┌──

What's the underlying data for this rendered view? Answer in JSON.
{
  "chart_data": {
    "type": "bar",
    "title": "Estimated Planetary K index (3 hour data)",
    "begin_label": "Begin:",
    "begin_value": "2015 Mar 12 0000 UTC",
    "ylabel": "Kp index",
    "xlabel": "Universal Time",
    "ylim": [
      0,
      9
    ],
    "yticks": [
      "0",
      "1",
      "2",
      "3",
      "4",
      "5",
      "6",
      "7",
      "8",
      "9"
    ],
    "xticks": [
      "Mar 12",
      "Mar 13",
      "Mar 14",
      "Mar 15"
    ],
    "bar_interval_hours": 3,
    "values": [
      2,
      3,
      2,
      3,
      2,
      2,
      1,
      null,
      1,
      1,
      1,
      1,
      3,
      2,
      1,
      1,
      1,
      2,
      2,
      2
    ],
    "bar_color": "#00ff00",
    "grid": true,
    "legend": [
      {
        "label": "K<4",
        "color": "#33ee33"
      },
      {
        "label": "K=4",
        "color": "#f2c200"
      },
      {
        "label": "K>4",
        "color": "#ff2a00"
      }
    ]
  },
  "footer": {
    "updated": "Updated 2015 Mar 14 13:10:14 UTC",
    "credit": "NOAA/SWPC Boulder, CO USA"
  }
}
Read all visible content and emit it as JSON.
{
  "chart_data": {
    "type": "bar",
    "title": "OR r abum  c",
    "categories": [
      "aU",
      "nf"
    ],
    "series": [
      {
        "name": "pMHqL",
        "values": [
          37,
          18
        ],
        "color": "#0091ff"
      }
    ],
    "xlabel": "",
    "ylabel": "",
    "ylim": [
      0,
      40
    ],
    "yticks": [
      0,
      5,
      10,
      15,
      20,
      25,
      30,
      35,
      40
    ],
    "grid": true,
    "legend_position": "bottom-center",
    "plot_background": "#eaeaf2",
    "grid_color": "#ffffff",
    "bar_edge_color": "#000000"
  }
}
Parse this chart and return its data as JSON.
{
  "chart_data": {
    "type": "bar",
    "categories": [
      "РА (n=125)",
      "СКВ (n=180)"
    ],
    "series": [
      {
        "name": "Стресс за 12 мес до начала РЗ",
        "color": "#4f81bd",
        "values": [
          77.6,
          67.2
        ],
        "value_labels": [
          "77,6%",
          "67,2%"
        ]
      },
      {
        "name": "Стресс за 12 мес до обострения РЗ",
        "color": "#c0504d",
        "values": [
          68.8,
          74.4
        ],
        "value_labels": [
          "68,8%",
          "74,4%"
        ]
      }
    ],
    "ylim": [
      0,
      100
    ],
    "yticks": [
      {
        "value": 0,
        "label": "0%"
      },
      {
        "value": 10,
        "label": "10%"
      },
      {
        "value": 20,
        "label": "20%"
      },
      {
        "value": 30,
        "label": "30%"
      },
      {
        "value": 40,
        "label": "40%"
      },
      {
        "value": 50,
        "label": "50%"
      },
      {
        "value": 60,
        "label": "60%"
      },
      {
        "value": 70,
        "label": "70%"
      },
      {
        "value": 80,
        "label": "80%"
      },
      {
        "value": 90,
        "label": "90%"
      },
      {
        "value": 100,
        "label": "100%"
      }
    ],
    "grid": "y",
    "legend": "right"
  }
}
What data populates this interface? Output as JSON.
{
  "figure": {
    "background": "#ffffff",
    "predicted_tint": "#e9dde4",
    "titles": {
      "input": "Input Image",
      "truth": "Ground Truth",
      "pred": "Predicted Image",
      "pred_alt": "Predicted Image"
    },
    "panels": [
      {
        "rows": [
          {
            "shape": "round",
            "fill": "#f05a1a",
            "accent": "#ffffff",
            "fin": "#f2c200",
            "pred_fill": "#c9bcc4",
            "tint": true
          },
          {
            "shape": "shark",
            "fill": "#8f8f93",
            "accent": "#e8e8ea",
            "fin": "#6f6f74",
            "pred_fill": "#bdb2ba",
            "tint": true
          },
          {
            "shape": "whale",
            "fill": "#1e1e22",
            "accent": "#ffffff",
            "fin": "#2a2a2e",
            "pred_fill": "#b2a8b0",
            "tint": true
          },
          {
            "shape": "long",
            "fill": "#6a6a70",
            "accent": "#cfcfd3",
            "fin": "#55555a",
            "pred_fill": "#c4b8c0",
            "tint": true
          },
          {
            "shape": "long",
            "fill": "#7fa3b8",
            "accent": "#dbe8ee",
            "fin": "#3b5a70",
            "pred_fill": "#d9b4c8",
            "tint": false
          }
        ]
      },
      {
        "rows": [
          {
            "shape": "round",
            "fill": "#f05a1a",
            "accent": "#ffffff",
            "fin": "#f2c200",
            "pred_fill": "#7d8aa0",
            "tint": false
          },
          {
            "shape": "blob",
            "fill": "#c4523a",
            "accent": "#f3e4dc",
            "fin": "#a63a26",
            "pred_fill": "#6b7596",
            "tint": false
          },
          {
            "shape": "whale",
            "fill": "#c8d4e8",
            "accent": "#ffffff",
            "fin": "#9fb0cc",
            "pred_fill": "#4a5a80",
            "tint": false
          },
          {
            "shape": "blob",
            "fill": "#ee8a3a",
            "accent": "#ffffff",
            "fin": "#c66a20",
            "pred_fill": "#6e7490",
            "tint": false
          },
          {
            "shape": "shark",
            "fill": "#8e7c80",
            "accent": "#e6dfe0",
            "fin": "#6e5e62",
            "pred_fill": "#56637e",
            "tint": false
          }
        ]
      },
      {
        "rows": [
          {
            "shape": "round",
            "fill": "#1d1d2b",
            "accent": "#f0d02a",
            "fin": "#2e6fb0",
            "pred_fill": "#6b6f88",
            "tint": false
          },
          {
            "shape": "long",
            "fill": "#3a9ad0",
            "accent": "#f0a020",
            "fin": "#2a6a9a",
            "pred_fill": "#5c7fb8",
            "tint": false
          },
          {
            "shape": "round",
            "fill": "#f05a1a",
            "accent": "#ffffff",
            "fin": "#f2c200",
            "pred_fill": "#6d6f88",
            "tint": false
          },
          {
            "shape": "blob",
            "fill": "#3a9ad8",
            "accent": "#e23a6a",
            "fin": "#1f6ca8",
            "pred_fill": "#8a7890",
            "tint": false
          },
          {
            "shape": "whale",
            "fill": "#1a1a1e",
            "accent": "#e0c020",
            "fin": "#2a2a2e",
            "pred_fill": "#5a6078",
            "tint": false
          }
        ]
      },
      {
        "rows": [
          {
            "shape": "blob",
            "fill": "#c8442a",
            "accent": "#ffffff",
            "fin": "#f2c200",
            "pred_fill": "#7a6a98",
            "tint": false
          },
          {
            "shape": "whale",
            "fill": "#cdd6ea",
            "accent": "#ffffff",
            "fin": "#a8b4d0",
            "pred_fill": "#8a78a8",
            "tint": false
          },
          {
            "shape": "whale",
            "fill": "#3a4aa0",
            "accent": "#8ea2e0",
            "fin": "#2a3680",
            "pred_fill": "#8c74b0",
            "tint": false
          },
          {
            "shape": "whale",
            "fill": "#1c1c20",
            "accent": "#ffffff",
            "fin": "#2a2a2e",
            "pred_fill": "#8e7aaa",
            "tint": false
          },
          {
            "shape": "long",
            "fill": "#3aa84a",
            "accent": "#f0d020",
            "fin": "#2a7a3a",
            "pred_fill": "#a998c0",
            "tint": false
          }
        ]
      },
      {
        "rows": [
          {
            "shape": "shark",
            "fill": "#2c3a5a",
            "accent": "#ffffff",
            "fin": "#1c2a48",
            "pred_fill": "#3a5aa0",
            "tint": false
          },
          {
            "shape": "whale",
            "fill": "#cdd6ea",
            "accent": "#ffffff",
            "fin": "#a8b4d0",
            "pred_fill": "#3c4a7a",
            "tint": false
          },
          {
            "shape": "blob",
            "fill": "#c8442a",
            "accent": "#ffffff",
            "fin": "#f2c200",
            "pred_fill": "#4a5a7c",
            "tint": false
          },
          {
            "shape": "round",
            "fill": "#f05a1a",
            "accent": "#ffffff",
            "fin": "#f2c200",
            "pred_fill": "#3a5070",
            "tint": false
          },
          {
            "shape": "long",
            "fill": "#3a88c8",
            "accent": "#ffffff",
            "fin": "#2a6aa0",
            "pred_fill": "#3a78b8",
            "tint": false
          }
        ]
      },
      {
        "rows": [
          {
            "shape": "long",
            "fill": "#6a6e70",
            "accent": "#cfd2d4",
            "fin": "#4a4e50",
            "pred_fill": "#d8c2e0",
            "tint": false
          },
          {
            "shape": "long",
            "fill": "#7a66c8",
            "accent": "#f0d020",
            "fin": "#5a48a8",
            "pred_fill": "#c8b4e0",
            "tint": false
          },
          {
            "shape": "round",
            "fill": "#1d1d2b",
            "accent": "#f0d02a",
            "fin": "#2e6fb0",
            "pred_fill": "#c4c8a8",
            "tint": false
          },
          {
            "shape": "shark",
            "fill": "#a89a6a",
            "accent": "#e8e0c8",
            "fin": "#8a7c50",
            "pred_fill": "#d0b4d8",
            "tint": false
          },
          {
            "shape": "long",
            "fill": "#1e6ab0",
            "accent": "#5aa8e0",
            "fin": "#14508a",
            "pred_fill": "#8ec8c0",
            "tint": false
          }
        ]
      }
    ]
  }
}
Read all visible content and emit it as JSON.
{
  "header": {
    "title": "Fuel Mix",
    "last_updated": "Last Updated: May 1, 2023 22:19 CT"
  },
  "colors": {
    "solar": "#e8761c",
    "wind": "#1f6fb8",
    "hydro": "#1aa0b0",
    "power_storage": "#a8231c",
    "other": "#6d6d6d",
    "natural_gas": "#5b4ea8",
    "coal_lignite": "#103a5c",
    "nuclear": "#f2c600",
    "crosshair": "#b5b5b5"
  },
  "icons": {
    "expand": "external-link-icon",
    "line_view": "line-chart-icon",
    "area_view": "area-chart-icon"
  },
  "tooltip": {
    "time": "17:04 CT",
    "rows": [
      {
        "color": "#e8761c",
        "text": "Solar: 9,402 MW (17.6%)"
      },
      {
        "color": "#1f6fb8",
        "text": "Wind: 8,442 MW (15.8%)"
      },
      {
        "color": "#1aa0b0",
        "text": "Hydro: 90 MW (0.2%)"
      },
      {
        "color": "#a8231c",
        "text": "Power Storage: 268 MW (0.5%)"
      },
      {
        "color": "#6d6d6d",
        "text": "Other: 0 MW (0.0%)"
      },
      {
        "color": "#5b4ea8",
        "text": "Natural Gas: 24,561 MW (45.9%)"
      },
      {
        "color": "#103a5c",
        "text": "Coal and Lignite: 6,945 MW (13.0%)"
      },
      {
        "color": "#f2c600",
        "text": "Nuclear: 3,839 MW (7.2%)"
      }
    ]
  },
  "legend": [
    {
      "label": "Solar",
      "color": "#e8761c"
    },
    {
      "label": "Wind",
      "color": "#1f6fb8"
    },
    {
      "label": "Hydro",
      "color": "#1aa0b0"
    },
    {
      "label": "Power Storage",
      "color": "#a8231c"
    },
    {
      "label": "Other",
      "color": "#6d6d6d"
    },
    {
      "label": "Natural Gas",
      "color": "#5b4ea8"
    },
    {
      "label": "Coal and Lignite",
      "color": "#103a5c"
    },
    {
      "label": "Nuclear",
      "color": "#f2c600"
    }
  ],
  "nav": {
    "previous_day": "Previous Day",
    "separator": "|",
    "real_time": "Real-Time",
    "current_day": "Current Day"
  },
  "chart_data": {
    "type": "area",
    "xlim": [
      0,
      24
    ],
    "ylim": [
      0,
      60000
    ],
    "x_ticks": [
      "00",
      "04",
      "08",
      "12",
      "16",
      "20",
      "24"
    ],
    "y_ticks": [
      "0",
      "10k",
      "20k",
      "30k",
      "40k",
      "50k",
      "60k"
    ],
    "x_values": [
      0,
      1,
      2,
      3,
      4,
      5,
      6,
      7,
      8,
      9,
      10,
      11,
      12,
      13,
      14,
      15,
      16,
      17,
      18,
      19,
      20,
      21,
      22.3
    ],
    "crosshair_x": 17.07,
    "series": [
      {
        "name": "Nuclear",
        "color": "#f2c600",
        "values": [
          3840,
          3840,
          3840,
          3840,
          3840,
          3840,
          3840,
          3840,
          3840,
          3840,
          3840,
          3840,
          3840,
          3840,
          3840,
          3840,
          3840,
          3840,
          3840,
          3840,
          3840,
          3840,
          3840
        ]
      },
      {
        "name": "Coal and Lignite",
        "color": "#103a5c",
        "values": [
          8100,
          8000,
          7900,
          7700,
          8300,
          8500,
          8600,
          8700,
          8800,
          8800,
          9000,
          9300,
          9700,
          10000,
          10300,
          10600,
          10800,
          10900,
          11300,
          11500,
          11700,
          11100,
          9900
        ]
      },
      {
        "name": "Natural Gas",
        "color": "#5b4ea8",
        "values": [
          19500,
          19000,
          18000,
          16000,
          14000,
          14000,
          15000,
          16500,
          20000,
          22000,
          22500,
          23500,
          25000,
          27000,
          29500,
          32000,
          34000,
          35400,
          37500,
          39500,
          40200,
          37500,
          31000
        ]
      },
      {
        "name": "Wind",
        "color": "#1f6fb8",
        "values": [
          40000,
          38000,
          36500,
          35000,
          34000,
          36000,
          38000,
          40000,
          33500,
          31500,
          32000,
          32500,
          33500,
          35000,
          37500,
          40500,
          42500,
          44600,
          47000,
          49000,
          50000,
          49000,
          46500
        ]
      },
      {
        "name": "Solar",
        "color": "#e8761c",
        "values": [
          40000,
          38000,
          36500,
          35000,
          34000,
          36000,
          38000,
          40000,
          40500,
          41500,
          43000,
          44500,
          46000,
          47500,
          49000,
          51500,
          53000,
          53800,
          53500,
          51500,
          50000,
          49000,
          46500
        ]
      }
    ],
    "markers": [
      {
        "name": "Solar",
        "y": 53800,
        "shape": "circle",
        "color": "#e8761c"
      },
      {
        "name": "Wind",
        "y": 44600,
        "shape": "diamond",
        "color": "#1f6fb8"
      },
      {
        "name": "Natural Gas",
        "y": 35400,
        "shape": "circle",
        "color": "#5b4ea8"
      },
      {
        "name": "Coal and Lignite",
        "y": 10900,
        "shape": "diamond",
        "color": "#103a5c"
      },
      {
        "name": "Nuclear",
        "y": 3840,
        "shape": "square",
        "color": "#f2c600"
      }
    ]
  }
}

└──

_Exercise description_. Extract each line from the entries above that contains the string "this".

_Result_.
What's the underlying data for this rendered view? Answer in JSON.
Parse this chart and return its data as JSON.
What data populates this interface? Output as JSON.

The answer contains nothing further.